DIRECTIONS FOR THIS TASK => Copy the data precisely, character for character, and leave out every picture.
═════ DATA ROWS ═════
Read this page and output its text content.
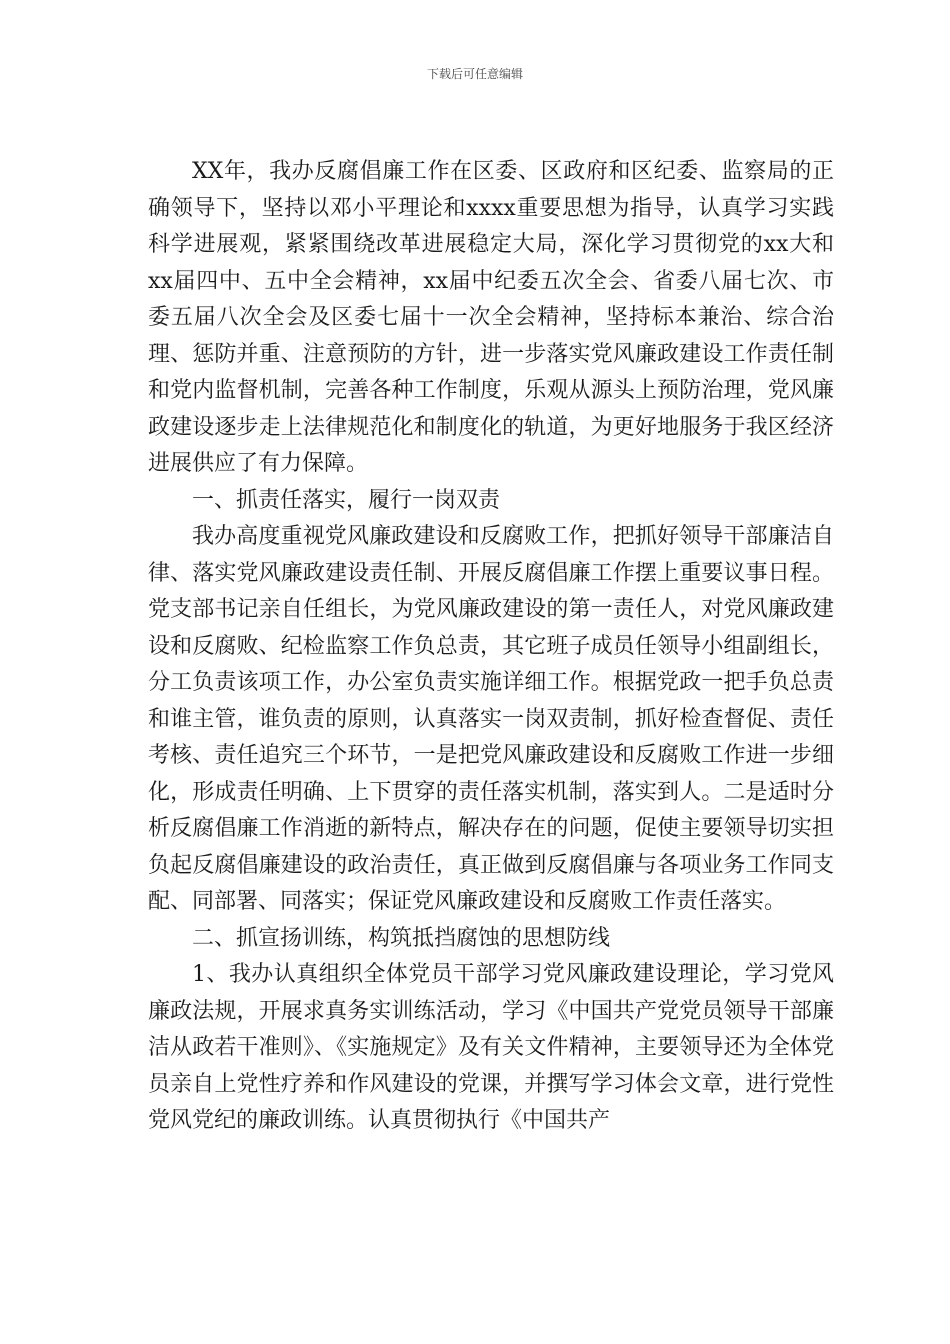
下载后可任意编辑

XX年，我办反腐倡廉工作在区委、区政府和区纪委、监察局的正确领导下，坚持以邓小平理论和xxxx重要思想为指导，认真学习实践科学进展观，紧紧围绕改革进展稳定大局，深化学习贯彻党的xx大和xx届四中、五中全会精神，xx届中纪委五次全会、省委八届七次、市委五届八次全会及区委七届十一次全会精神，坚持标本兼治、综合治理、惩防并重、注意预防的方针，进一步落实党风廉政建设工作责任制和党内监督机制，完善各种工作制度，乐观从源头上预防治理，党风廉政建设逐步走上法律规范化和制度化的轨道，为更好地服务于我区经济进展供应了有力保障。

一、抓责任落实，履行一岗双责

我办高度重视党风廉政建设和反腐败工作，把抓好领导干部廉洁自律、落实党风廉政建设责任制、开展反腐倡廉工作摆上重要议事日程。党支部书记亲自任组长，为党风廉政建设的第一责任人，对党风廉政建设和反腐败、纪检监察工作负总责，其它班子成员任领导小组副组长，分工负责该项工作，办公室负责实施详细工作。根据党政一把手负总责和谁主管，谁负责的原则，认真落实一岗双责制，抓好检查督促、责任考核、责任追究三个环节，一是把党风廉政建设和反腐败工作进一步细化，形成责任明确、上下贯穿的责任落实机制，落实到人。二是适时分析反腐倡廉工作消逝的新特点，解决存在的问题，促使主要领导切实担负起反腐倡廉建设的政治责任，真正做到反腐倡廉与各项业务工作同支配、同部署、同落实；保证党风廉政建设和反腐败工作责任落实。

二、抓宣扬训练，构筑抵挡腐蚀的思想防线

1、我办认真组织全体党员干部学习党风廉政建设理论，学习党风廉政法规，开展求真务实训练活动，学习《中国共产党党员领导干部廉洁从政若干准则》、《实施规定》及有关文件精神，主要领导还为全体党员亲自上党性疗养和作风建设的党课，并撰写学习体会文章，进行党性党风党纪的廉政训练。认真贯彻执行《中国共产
═════
RESULT OF THE EXERCISE =>
Read this page and output its text content.
下载后可任意编辑

XX年，我办反腐倡廉工作在区委、区政府和区纪委、监察局的正确领导下，坚持以邓小平理论和xxxx重要思想为指导，认真学习实践科学进展观，紧紧围绕改革进展稳定大局，深化学习贯彻党的xx大和xx届四中、五中全会精神，xx届中纪委五次全会、省委八届七次、市委五届八次全会及区委七届十一次全会精神，坚持标本兼治、综合治理、惩防并重、注意预防的方针，进一步落实党风廉政建设工作责任制和党内监督机制，完善各种工作制度，乐观从源头上预防治理，党风廉政建设逐步走上法律规范化和制度化的轨道，为更好地服务于我区经济进展供应了有力保障。

一、抓责任落实，履行一岗双责

我办高度重视党风廉政建设和反腐败工作，把抓好领导干部廉洁自律、落实党风廉政建设责任制、开展反腐倡廉工作摆上重要议事日程。党支部书记亲自任组长，为党风廉政建设的第一责任人，对党风廉政建设和反腐败、纪检监察工作负总责，其它班子成员任领导小组副组长，分工负责该项工作，办公室负责实施详细工作。根据党政一把手负总责和谁主管，谁负责的原则，认真落实一岗双责制，抓好检查督促、责任考核、责任追究三个环节，一是把党风廉政建设和反腐败工作进一步细化，形成责任明确、上下贯穿的责任落实机制，落实到人。二是适时分析反腐倡廉工作消逝的新特点，解决存在的问题，促使主要领导切实担负起反腐倡廉建设的政治责任，真正做到反腐倡廉与各项业务工作同支配、同部署、同落实；保证党风廉政建设和反腐败工作责任落实。

二、抓宣扬训练，构筑抵挡腐蚀的思想防线

1、我办认真组织全体党员干部学习党风廉政建设理论，学习党风廉政法规，开展求真务实训练活动，学习《中国共产党党员领导干部廉洁从政若干准则》、《实施规定》及有关文件精神，主要领导还为全体党员亲自上党性疗养和作风建设的党课，并撰写学习体会文章，进行党性党风党纪的廉政训练。认真贯彻执行《中国共产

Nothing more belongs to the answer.